* Your goal
Look through the data below. Collect every line where the word "JSON" occurs.
┏━━
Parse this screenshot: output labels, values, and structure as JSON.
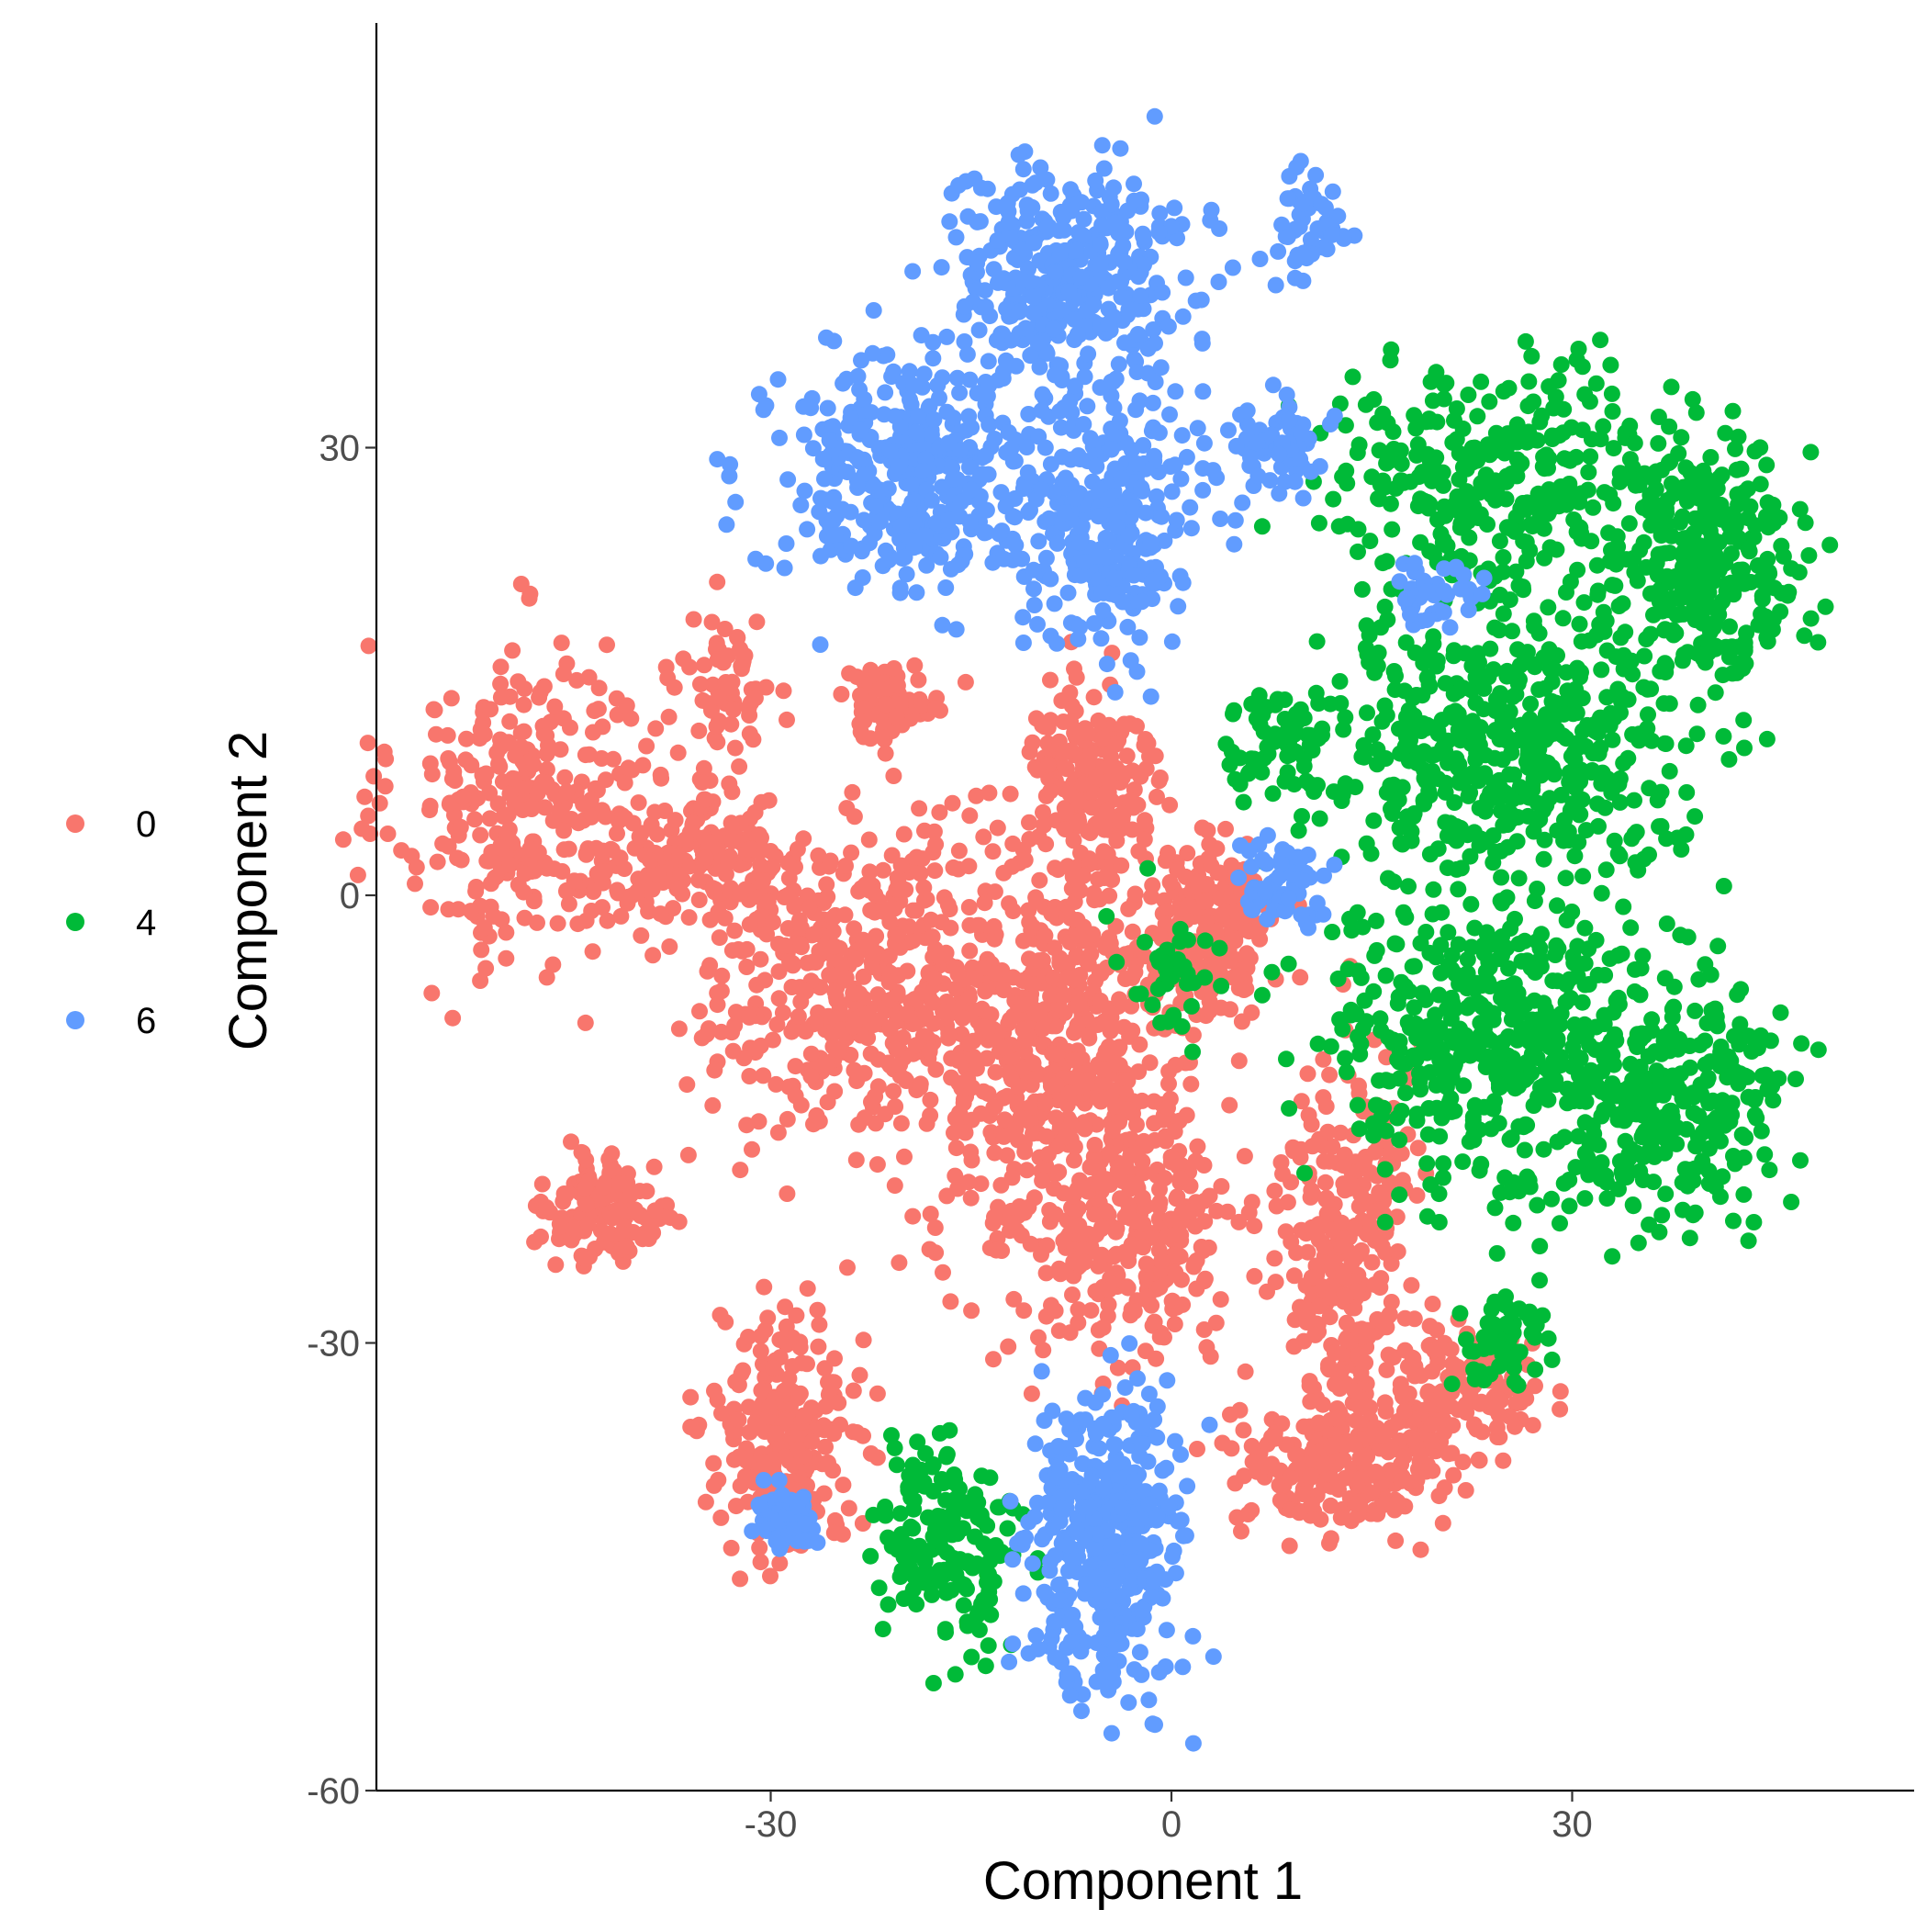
{
  "chart_data": {
    "type": "scatter",
    "title": "",
    "xlabel": "Component 1",
    "ylabel": "Component 2",
    "xlim": [
      -60,
      55
    ],
    "ylim": [
      -60,
      58
    ],
    "x_ticks": [
      -30,
      0,
      30
    ],
    "x_tick_labels": [
      "-30",
      "0",
      "30"
    ],
    "y_ticks": [
      -60,
      -30,
      0,
      30
    ],
    "y_tick_labels": [
      "-60",
      "-30",
      "0",
      "30"
    ],
    "grid": false,
    "legend_position": "left",
    "series": [
      {
        "name": "0",
        "color": "#F8766D",
        "clusters": [
          {
            "cx": -48,
            "cy": 6,
            "rx": 10,
            "ry": 11,
            "n": 320
          },
          {
            "cx": -35,
            "cy": 3,
            "rx": 8,
            "ry": 5,
            "n": 160
          },
          {
            "cx": -33,
            "cy": 14,
            "rx": 3,
            "ry": 5,
            "n": 60
          },
          {
            "cx": -21,
            "cy": 13,
            "rx": 4,
            "ry": 2.5,
            "n": 70
          },
          {
            "cx": -23,
            "cy": -6,
            "rx": 12,
            "ry": 10,
            "n": 460
          },
          {
            "cx": -8,
            "cy": -11,
            "rx": 10,
            "ry": 16,
            "n": 620
          },
          {
            "cx": -6,
            "cy": 8,
            "rx": 5,
            "ry": 7,
            "n": 160
          },
          {
            "cx": 3,
            "cy": -2,
            "rx": 5,
            "ry": 6,
            "n": 150
          },
          {
            "cx": -2,
            "cy": -23,
            "rx": 7,
            "ry": 8,
            "n": 200
          },
          {
            "cx": -42,
            "cy": -21,
            "rx": 4.5,
            "ry": 3.5,
            "n": 140
          },
          {
            "cx": -29,
            "cy": -36,
            "rx": 5,
            "ry": 8,
            "n": 240
          },
          {
            "cx": 13,
            "cy": -24,
            "rx": 5,
            "ry": 14,
            "n": 300
          },
          {
            "cx": 13,
            "cy": -38,
            "rx": 8,
            "ry": 5,
            "n": 220
          },
          {
            "cx": 22,
            "cy": -33,
            "rx": 6,
            "ry": 4,
            "n": 120
          }
        ]
      },
      {
        "name": "4",
        "color": "#00BA38",
        "clusters": [
          {
            "cx": 25,
            "cy": 28,
            "rx": 13,
            "ry": 7,
            "n": 320
          },
          {
            "cx": 40,
            "cy": 23,
            "rx": 7,
            "ry": 8,
            "n": 300
          },
          {
            "cx": 25,
            "cy": 10,
            "rx": 14,
            "ry": 9,
            "n": 520
          },
          {
            "cx": 25,
            "cy": -10,
            "rx": 13,
            "ry": 10,
            "n": 480
          },
          {
            "cx": 38,
            "cy": -14,
            "rx": 8,
            "ry": 8,
            "n": 240
          },
          {
            "cx": 8,
            "cy": 10,
            "rx": 4,
            "ry": 4,
            "n": 60
          },
          {
            "cx": -17,
            "cy": -43,
            "rx": 5,
            "ry": 7,
            "n": 160
          },
          {
            "cx": 25,
            "cy": -30,
            "rx": 4,
            "ry": 3,
            "n": 60
          },
          {
            "cx": 0,
            "cy": -5,
            "rx": 4,
            "ry": 5,
            "n": 40
          }
        ]
      },
      {
        "name": "6",
        "color": "#619CFF",
        "clusters": [
          {
            "cx": -8,
            "cy": 41,
            "rx": 9,
            "ry": 8,
            "n": 340
          },
          {
            "cx": -20,
            "cy": 28,
            "rx": 10,
            "ry": 8,
            "n": 360
          },
          {
            "cx": -5,
            "cy": 25,
            "rx": 7,
            "ry": 9,
            "n": 280
          },
          {
            "cx": 10,
            "cy": 45,
            "rx": 3,
            "ry": 3,
            "n": 50
          },
          {
            "cx": 8,
            "cy": 30,
            "rx": 4,
            "ry": 3,
            "n": 60
          },
          {
            "cx": -5,
            "cy": -43,
            "rx": 6,
            "ry": 10,
            "n": 380
          },
          {
            "cx": -29,
            "cy": -42,
            "rx": 2.5,
            "ry": 2,
            "n": 60
          },
          {
            "cx": 8,
            "cy": 1,
            "rx": 3,
            "ry": 3,
            "n": 60
          },
          {
            "cx": 20,
            "cy": 20,
            "rx": 4,
            "ry": 2,
            "n": 40
          }
        ]
      }
    ]
  }
}
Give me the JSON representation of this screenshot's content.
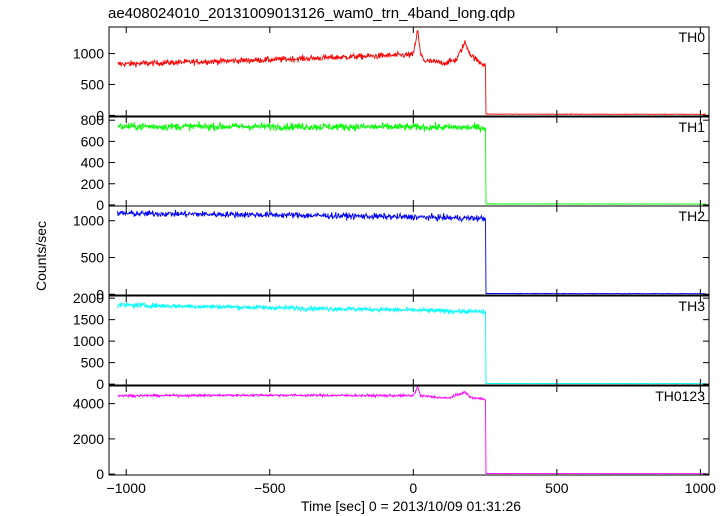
{
  "chart_data": {
    "type": "line",
    "title": "ae408024010_20131009013126_wam0_trn_4band_long.qdp",
    "xlabel": "Time [sec] 0 = 2013/10/09 01:31:26",
    "ylabel": "Counts/sec",
    "xlim": [
      -1060,
      1030
    ],
    "x_ticks": [
      -1000,
      -500,
      0,
      500,
      1000
    ],
    "x_tick_labels": [
      "−1000",
      "−500",
      "0",
      "500",
      "1000"
    ],
    "grid": false,
    "drop_time": 252,
    "panels": [
      {
        "name": "TH0",
        "color": "#ff0000",
        "ylim": [
          -10,
          1430
        ],
        "y_ticks": [
          0,
          500,
          1000
        ],
        "noise": 35,
        "profile": [
          [
            -1030,
            830
          ],
          [
            -800,
            860
          ],
          [
            -500,
            900
          ],
          [
            -200,
            950
          ],
          [
            0,
            980
          ],
          [
            15,
            1380
          ],
          [
            25,
            990
          ],
          [
            40,
            880
          ],
          [
            110,
            850
          ],
          [
            150,
            900
          ],
          [
            180,
            1180
          ],
          [
            200,
            980
          ],
          [
            230,
            860
          ],
          [
            252,
            820
          ],
          [
            253,
            20
          ],
          [
            1020,
            18
          ]
        ]
      },
      {
        "name": "TH1",
        "color": "#00ff00",
        "ylim": [
          -10,
          830
        ],
        "y_ticks": [
          0,
          200,
          400,
          600,
          800
        ],
        "noise": 25,
        "profile": [
          [
            -1030,
            740
          ],
          [
            -500,
            740
          ],
          [
            0,
            735
          ],
          [
            252,
            730
          ],
          [
            253,
            10
          ],
          [
            1020,
            8
          ]
        ]
      },
      {
        "name": "TH2",
        "color": "#0000ff",
        "ylim": [
          -10,
          1200
        ],
        "y_ticks": [
          0,
          500,
          1000
        ],
        "noise": 30,
        "profile": [
          [
            -1030,
            1100
          ],
          [
            -500,
            1080
          ],
          [
            0,
            1050
          ],
          [
            252,
            1030
          ],
          [
            253,
            10
          ],
          [
            1020,
            8
          ]
        ]
      },
      {
        "name": "TH3",
        "color": "#00ffff",
        "ylim": [
          -20,
          2050
        ],
        "y_ticks": [
          0,
          500,
          1000,
          1500,
          2000
        ],
        "noise": 40,
        "profile": [
          [
            -1030,
            1840
          ],
          [
            -500,
            1780
          ],
          [
            0,
            1720
          ],
          [
            252,
            1680
          ],
          [
            253,
            15
          ],
          [
            1020,
            12
          ]
        ]
      },
      {
        "name": "TH0123",
        "color": "#ff00ff",
        "ylim": [
          -50,
          5000
        ],
        "y_ticks": [
          0,
          2000,
          4000
        ],
        "noise": 50,
        "profile": [
          [
            -1030,
            4450
          ],
          [
            -500,
            4480
          ],
          [
            0,
            4450
          ],
          [
            15,
            4950
          ],
          [
            25,
            4450
          ],
          [
            120,
            4300
          ],
          [
            180,
            4650
          ],
          [
            200,
            4350
          ],
          [
            252,
            4250
          ],
          [
            253,
            30
          ],
          [
            1020,
            25
          ]
        ]
      }
    ]
  }
}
┗━━
* Expected output
Parse this screenshot: output labels, values, and structure as JSON.
Give me the JSON representation of this screenshot's content.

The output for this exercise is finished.